**WORKING DATA**
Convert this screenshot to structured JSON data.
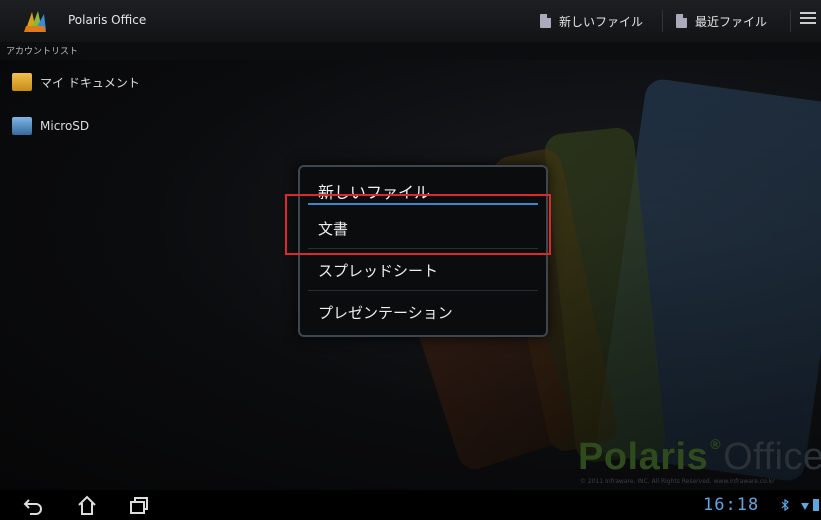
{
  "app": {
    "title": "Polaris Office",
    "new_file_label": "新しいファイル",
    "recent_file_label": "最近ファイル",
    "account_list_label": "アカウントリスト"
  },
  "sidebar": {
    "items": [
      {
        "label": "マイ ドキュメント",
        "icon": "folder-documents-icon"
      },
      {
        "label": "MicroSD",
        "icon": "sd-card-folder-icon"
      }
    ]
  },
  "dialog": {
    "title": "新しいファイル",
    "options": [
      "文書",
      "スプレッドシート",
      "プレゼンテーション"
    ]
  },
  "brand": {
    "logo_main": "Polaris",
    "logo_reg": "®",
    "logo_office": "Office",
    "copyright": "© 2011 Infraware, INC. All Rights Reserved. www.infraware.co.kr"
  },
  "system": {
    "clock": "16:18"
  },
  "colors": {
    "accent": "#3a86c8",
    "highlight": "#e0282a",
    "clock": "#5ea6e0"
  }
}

**EXERCISE INSTRUCTIONS**
Exclude the pictures, and transcribe all of the material exactly.

**EXERCISE RESPONSE**
Convert this screenshot to structured JSON data.
{
  "app": {
    "title": "Polaris Office",
    "new_file_label": "新しいファイル",
    "recent_file_label": "最近ファイル",
    "account_list_label": "アカウントリスト"
  },
  "sidebar": {
    "items": [
      {
        "label": "マイ ドキュメント",
        "icon": "folder-documents-icon"
      },
      {
        "label": "MicroSD",
        "icon": "sd-card-folder-icon"
      }
    ]
  },
  "dialog": {
    "title": "新しいファイル",
    "options": [
      "文書",
      "スプレッドシート",
      "プレゼンテーション"
    ]
  },
  "brand": {
    "logo_main": "Polaris",
    "logo_reg": "®",
    "logo_office": "Office",
    "copyright": "© 2011 Infraware, INC. All Rights Reserved. www.infraware.co.kr"
  },
  "system": {
    "clock": "16:18"
  },
  "colors": {
    "accent": "#3a86c8",
    "highlight": "#e0282a",
    "clock": "#5ea6e0"
  }
}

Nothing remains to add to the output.